Records provided:
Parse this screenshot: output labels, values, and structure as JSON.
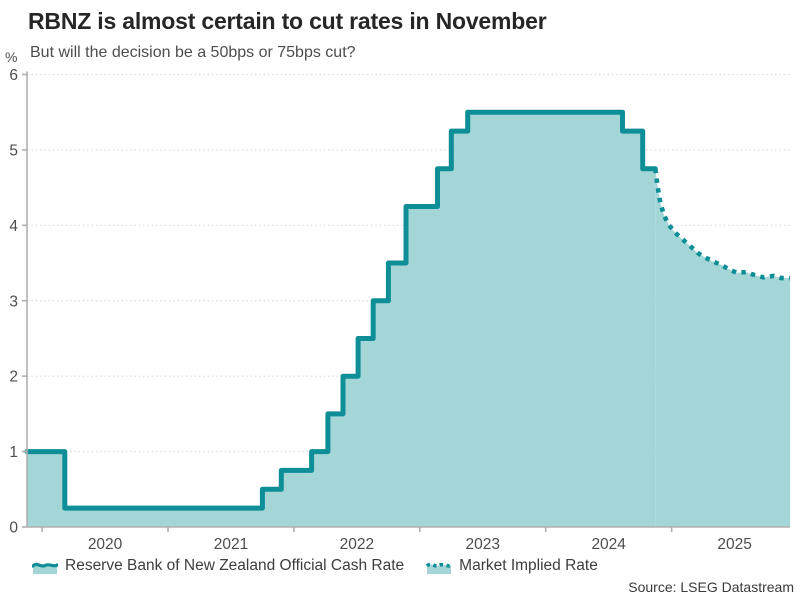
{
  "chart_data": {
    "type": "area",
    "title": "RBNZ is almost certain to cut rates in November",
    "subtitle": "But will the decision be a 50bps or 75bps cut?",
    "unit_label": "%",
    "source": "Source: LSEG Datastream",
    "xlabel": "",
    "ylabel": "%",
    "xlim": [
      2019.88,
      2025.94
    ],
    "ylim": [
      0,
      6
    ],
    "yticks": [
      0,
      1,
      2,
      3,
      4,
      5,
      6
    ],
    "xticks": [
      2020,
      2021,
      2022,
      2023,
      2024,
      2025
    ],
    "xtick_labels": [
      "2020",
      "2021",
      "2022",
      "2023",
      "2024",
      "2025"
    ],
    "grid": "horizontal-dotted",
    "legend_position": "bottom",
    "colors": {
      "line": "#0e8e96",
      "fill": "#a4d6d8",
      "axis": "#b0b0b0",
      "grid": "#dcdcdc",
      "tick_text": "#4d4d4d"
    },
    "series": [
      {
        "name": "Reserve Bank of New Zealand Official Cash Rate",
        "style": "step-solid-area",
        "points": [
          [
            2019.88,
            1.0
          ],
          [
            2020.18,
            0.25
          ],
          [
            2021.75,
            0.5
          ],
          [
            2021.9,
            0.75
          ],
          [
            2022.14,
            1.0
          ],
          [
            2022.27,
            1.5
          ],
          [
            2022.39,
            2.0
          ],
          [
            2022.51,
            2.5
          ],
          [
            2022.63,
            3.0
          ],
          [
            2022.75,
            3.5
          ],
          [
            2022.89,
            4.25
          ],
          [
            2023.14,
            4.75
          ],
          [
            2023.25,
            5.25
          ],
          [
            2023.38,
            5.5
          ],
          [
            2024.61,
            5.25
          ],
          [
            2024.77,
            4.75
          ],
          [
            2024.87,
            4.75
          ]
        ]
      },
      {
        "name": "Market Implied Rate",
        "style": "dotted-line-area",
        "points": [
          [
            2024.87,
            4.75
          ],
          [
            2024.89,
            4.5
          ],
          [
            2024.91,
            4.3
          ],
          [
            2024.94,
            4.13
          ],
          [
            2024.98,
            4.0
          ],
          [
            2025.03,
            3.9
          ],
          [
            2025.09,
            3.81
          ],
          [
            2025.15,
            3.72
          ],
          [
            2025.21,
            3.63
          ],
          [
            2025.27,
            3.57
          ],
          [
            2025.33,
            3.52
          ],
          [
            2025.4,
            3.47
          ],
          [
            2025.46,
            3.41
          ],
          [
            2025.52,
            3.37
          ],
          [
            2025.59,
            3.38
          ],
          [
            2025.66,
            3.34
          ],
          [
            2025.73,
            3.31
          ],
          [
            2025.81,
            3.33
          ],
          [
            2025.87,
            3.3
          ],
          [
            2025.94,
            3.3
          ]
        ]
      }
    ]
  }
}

Exercise directions: Your task is to repeat the data above exactly while excluding the pictures.

Task response:
Parse this screenshot: output labels, values, and structure as JSON.
{
  "chart_data": {
    "type": "area",
    "title": "RBNZ is almost certain to cut rates in November",
    "subtitle": "But will the decision be a 50bps or 75bps cut?",
    "unit_label": "%",
    "source": "Source: LSEG Datastream",
    "xlabel": "",
    "ylabel": "%",
    "xlim": [
      2019.88,
      2025.94
    ],
    "ylim": [
      0,
      6
    ],
    "yticks": [
      0,
      1,
      2,
      3,
      4,
      5,
      6
    ],
    "xticks": [
      2020,
      2021,
      2022,
      2023,
      2024,
      2025
    ],
    "xtick_labels": [
      "2020",
      "2021",
      "2022",
      "2023",
      "2024",
      "2025"
    ],
    "grid": "horizontal-dotted",
    "legend_position": "bottom",
    "colors": {
      "line": "#0e8e96",
      "fill": "#a4d6d8",
      "axis": "#b0b0b0",
      "grid": "#dcdcdc",
      "tick_text": "#4d4d4d"
    },
    "series": [
      {
        "name": "Reserve Bank of New Zealand Official Cash Rate",
        "style": "step-solid-area",
        "points": [
          [
            2019.88,
            1.0
          ],
          [
            2020.18,
            0.25
          ],
          [
            2021.75,
            0.5
          ],
          [
            2021.9,
            0.75
          ],
          [
            2022.14,
            1.0
          ],
          [
            2022.27,
            1.5
          ],
          [
            2022.39,
            2.0
          ],
          [
            2022.51,
            2.5
          ],
          [
            2022.63,
            3.0
          ],
          [
            2022.75,
            3.5
          ],
          [
            2022.89,
            4.25
          ],
          [
            2023.14,
            4.75
          ],
          [
            2023.25,
            5.25
          ],
          [
            2023.38,
            5.5
          ],
          [
            2024.61,
            5.25
          ],
          [
            2024.77,
            4.75
          ],
          [
            2024.87,
            4.75
          ]
        ]
      },
      {
        "name": "Market Implied Rate",
        "style": "dotted-line-area",
        "points": [
          [
            2024.87,
            4.75
          ],
          [
            2024.89,
            4.5
          ],
          [
            2024.91,
            4.3
          ],
          [
            2024.94,
            4.13
          ],
          [
            2024.98,
            4.0
          ],
          [
            2025.03,
            3.9
          ],
          [
            2025.09,
            3.81
          ],
          [
            2025.15,
            3.72
          ],
          [
            2025.21,
            3.63
          ],
          [
            2025.27,
            3.57
          ],
          [
            2025.33,
            3.52
          ],
          [
            2025.4,
            3.47
          ],
          [
            2025.46,
            3.41
          ],
          [
            2025.52,
            3.37
          ],
          [
            2025.59,
            3.38
          ],
          [
            2025.66,
            3.34
          ],
          [
            2025.73,
            3.31
          ],
          [
            2025.81,
            3.33
          ],
          [
            2025.87,
            3.3
          ],
          [
            2025.94,
            3.3
          ]
        ]
      }
    ]
  }
}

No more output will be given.